**Exercise materials:**
########################################

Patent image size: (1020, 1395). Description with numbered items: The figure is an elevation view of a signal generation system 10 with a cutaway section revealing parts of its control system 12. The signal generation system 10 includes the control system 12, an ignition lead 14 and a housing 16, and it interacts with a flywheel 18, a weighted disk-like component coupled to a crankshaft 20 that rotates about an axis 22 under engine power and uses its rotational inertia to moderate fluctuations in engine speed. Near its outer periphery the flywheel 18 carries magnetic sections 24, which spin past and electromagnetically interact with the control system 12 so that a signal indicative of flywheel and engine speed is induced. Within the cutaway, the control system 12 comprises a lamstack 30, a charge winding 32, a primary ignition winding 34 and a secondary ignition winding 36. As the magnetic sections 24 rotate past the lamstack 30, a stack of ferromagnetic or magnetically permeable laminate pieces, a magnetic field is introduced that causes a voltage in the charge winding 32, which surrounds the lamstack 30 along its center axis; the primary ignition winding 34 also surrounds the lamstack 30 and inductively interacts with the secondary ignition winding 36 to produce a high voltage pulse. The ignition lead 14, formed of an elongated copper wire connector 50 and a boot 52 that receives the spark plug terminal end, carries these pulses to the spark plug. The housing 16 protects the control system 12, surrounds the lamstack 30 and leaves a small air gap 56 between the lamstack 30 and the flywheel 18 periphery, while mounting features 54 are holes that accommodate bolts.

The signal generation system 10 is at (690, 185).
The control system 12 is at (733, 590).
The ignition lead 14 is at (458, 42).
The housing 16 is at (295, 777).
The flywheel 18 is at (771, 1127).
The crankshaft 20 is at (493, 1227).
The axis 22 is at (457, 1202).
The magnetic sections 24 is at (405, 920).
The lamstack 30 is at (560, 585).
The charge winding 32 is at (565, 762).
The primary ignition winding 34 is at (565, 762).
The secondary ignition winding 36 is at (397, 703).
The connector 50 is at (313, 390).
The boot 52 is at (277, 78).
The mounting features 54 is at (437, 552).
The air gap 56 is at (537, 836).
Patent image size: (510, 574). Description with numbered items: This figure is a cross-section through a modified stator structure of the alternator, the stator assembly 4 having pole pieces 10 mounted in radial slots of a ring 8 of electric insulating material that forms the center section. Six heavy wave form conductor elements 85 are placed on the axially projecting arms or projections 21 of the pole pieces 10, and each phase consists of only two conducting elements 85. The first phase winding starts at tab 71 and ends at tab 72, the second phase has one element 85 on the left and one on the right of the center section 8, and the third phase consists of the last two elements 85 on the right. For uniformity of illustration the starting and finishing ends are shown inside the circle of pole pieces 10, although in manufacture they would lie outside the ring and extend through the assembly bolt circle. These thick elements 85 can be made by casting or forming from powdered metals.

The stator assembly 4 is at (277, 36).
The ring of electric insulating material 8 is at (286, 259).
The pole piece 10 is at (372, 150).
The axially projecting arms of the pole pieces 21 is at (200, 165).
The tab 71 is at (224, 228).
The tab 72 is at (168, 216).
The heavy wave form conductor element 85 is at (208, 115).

########################################

**Work to be completed:** Return, word for word, every line from the start of the records up to and including the line that contains "The signal generation system 10 is".

**Task result:**
Patent image size: (1020, 1395). Description with numbered items: The figure is an elevation view of a signal generation system 10 with a cutaway section revealing parts of its control system 12. The signal generation system 10 includes the control system 12, an ignition lead 14 and a housing 16, and it interacts with a flywheel 18, a weighted disk-like component coupled to a crankshaft 20 that rotates about an axis 22 under engine power and uses its rotational inertia to moderate fluctuations in engine speed. Near its outer periphery the flywheel 18 carries magnetic sections 24, which spin past and electromagnetically interact with the control system 12 so that a signal indicative of flywheel and engine speed is induced. Within the cutaway, the control system 12 comprises a lamstack 30, a charge winding 32, a primary ignition winding 34 and a secondary ignition winding 36. As the magnetic sections 24 rotate past the lamstack 30, a stack of ferromagnetic or magnetically permeable laminate pieces, a magnetic field is introduced that causes a voltage in the charge winding 32, which surrounds the lamstack 30 along its center axis; the primary ignition winding 34 also surrounds the lamstack 30 and inductively interacts with the secondary ignition winding 36 to produce a high voltage pulse. The ignition lead 14, formed of an elongated copper wire connector 50 and a boot 52 that receives the spark plug terminal end, carries these pulses to the spark plug. The housing 16 protects the control system 12, surrounds the lamstack 30 and leaves a small air gap 56 between the lamstack 30 and the flywheel 18 periphery, while mounting features 54 are holes that accommodate bolts.

The signal generation system 10 is at (690, 185).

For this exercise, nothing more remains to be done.